Saved entries:
──────

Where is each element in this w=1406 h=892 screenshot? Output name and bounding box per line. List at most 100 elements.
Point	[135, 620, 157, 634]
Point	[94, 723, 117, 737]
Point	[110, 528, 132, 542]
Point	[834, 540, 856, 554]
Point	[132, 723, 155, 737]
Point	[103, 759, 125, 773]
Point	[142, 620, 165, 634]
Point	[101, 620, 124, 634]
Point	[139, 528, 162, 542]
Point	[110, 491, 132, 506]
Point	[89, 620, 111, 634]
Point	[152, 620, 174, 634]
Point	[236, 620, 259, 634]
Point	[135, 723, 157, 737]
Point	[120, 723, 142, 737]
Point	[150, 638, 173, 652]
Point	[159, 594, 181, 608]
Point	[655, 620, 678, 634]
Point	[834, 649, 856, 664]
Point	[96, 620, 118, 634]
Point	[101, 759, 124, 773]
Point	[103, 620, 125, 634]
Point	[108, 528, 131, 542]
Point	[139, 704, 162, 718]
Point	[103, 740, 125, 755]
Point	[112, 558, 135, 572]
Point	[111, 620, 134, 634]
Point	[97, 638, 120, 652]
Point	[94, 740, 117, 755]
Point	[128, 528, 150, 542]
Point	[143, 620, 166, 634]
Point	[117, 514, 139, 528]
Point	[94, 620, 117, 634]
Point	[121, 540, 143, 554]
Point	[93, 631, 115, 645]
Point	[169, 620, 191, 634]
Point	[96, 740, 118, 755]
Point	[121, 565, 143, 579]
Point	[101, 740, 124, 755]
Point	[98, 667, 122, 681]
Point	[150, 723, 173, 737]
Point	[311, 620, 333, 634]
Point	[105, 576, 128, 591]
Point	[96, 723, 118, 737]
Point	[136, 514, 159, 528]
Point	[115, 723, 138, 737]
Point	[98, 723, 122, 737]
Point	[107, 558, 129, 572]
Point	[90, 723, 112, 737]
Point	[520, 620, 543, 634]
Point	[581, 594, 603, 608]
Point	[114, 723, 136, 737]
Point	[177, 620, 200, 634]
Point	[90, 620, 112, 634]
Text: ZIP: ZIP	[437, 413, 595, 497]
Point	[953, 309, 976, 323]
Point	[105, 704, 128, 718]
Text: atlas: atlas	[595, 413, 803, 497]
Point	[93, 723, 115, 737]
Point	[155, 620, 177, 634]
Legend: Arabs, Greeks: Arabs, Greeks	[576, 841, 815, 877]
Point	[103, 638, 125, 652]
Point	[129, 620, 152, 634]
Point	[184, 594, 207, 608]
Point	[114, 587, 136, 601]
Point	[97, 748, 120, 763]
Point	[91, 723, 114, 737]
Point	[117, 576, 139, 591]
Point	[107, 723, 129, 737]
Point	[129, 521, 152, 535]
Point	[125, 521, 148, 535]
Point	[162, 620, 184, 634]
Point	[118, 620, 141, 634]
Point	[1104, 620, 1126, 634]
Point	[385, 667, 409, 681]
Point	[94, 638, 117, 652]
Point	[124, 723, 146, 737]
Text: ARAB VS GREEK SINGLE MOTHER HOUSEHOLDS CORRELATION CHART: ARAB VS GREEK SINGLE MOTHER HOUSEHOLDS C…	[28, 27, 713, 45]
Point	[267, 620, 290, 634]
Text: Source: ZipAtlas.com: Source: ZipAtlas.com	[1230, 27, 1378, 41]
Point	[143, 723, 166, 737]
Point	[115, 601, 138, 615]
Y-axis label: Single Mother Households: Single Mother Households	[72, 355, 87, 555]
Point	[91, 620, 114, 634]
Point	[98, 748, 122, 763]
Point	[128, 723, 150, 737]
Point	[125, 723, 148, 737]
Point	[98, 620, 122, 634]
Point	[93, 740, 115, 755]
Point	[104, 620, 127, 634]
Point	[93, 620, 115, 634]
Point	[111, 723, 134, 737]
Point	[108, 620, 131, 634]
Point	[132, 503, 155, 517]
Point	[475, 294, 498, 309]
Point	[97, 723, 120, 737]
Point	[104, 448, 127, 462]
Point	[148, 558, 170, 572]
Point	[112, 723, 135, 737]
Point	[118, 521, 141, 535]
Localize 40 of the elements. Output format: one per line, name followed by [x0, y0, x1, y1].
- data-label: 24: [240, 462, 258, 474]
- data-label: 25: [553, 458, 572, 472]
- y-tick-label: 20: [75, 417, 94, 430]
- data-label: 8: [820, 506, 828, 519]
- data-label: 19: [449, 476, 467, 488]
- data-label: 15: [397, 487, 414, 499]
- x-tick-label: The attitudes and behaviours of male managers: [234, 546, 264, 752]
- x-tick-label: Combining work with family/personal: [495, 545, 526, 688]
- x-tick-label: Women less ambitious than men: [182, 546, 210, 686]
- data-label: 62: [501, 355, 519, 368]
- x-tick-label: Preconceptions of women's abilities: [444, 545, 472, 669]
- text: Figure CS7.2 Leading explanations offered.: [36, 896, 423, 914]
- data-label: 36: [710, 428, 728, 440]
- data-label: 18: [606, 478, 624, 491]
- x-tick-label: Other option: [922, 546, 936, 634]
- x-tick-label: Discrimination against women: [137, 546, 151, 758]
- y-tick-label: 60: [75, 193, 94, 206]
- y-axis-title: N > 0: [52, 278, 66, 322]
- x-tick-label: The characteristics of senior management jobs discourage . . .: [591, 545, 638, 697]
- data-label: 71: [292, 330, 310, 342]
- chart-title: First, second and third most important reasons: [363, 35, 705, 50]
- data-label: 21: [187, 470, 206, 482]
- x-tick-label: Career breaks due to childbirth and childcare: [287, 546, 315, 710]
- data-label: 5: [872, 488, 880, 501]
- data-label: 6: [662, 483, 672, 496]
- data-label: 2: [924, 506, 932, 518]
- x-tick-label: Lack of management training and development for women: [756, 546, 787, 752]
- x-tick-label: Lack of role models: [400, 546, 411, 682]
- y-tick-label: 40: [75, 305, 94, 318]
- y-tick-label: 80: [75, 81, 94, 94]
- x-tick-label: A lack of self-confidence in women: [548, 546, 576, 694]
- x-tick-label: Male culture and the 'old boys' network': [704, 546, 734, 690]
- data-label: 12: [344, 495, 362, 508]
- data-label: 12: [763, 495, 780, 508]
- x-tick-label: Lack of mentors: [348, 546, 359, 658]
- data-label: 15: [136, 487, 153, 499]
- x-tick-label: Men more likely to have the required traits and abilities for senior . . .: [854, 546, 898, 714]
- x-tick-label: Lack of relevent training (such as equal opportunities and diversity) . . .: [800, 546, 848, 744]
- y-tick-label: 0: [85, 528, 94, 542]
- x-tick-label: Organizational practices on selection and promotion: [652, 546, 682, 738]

──────

* _DIRECTIVE_: Return, without alteration, every line of the records from the very first line up to and including the line that contains "514, 159, 528]".

* _EXERCISE RESPONSE_:
Where is each element in this w=1406 h=892 screenshot? Output name and bounding box per line. List at most 100 elements.
Point	[135, 620, 157, 634]
Point	[94, 723, 117, 737]
Point	[110, 528, 132, 542]
Point	[834, 540, 856, 554]
Point	[132, 723, 155, 737]
Point	[103, 759, 125, 773]
Point	[142, 620, 165, 634]
Point	[101, 620, 124, 634]
Point	[139, 528, 162, 542]
Point	[110, 491, 132, 506]
Point	[89, 620, 111, 634]
Point	[152, 620, 174, 634]
Point	[236, 620, 259, 634]
Point	[135, 723, 157, 737]
Point	[120, 723, 142, 737]
Point	[150, 638, 173, 652]
Point	[159, 594, 181, 608]
Point	[655, 620, 678, 634]
Point	[834, 649, 856, 664]
Point	[96, 620, 118, 634]
Point	[101, 759, 124, 773]
Point	[103, 620, 125, 634]
Point	[108, 528, 131, 542]
Point	[139, 704, 162, 718]
Point	[103, 740, 125, 755]
Point	[112, 558, 135, 572]
Point	[111, 620, 134, 634]
Point	[97, 638, 120, 652]
Point	[94, 740, 117, 755]
Point	[128, 528, 150, 542]
Point	[143, 620, 166, 634]
Point	[117, 514, 139, 528]
Point	[94, 620, 117, 634]
Point	[121, 540, 143, 554]
Point	[93, 631, 115, 645]
Point	[169, 620, 191, 634]
Point	[96, 740, 118, 755]
Point	[121, 565, 143, 579]
Point	[101, 740, 124, 755]
Point	[98, 667, 122, 681]
Point	[150, 723, 173, 737]
Point	[311, 620, 333, 634]
Point	[105, 576, 128, 591]
Point	[96, 723, 118, 737]
Point	[136, 514, 159, 528]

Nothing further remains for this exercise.